* Task goal
All of the data needs to be repeated exactly.

+++++

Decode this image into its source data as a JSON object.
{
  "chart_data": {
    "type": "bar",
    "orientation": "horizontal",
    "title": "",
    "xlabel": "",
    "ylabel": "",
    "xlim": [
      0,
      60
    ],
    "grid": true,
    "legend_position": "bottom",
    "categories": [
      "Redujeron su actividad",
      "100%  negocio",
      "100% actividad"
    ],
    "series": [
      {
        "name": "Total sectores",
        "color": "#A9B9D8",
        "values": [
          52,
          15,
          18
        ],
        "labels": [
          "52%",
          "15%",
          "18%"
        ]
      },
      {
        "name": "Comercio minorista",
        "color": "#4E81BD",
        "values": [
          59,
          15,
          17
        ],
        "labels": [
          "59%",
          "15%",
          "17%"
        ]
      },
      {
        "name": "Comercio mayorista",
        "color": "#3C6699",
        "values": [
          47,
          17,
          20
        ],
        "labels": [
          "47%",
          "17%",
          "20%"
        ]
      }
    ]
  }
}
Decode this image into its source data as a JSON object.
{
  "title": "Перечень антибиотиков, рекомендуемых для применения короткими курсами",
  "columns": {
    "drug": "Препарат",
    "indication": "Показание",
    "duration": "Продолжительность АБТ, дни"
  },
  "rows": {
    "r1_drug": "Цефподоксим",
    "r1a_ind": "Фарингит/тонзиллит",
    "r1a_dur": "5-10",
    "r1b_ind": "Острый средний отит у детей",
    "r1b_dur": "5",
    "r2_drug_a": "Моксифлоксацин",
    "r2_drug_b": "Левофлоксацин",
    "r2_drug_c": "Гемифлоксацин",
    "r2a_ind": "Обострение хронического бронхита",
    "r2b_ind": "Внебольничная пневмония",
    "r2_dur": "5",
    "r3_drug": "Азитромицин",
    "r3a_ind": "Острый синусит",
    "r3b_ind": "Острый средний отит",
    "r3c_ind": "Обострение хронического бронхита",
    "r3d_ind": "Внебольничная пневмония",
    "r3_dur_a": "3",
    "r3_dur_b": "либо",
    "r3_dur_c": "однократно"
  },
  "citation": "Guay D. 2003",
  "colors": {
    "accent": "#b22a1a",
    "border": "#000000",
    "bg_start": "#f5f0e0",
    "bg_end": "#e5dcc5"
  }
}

+++++

* Response
Decode this image into its source data as a JSON object.
{
  "chart_data": {
    "type": "bar",
    "orientation": "horizontal",
    "title": "",
    "xlabel": "",
    "ylabel": "",
    "xlim": [
      0,
      60
    ],
    "grid": true,
    "legend_position": "bottom",
    "categories": [
      "Redujeron su actividad",
      "100%  negocio",
      "100% actividad"
    ],
    "series": [
      {
        "name": "Total sectores",
        "color": "#A9B9D8",
        "values": [
          52,
          15,
          18
        ],
        "labels": [
          "52%",
          "15%",
          "18%"
        ]
      },
      {
        "name": "Comercio minorista",
        "color": "#4E81BD",
        "values": [
          59,
          15,
          17
        ],
        "labels": [
          "59%",
          "15%",
          "17%"
        ]
      },
      {
        "name": "Comercio mayorista",
        "color": "#3C6699",
        "values": [
          47,
          17,
          20
        ],
        "labels": [
          "47%",
          "17%",
          "20%"
        ]
      }
    ]
  }
}
Decode this image into its source data as a JSON object.
{
  "title": "Перечень антибиотиков, рекомендуемых для применения короткими курсами",
  "columns": {
    "drug": "Препарат",
    "indication": "Показание",
    "duration": "Продолжительность АБТ, дни"
  },
  "rows": {
    "r1_drug": "Цефподоксим",
    "r1a_ind": "Фарингит/тонзиллит",
    "r1a_dur": "5-10",
    "r1b_ind": "Острый средний отит у детей",
    "r1b_dur": "5",
    "r2_drug_a": "Моксифлоксацин",
    "r2_drug_b": "Левофлоксацин",
    "r2_drug_c": "Гемифлоксацин",
    "r2a_ind": "Обострение хронического бронхита",
    "r2b_ind": "Внебольничная пневмония",
    "r2_dur": "5",
    "r3_drug": "Азитромицин",
    "r3a_ind": "Острый синусит",
    "r3b_ind": "Острый средний отит",
    "r3c_ind": "Обострение хронического бронхита",
    "r3d_ind": "Внебольничная пневмония",
    "r3_dur_a": "3",
    "r3_dur_b": "либо",
    "r3_dur_c": "однократно"
  },
  "citation": "Guay D. 2003",
  "colors": {
    "accent": "#b22a1a",
    "border": "#000000",
    "bg_start": "#f5f0e0",
    "bg_end": "#e5dcc5"
  }
}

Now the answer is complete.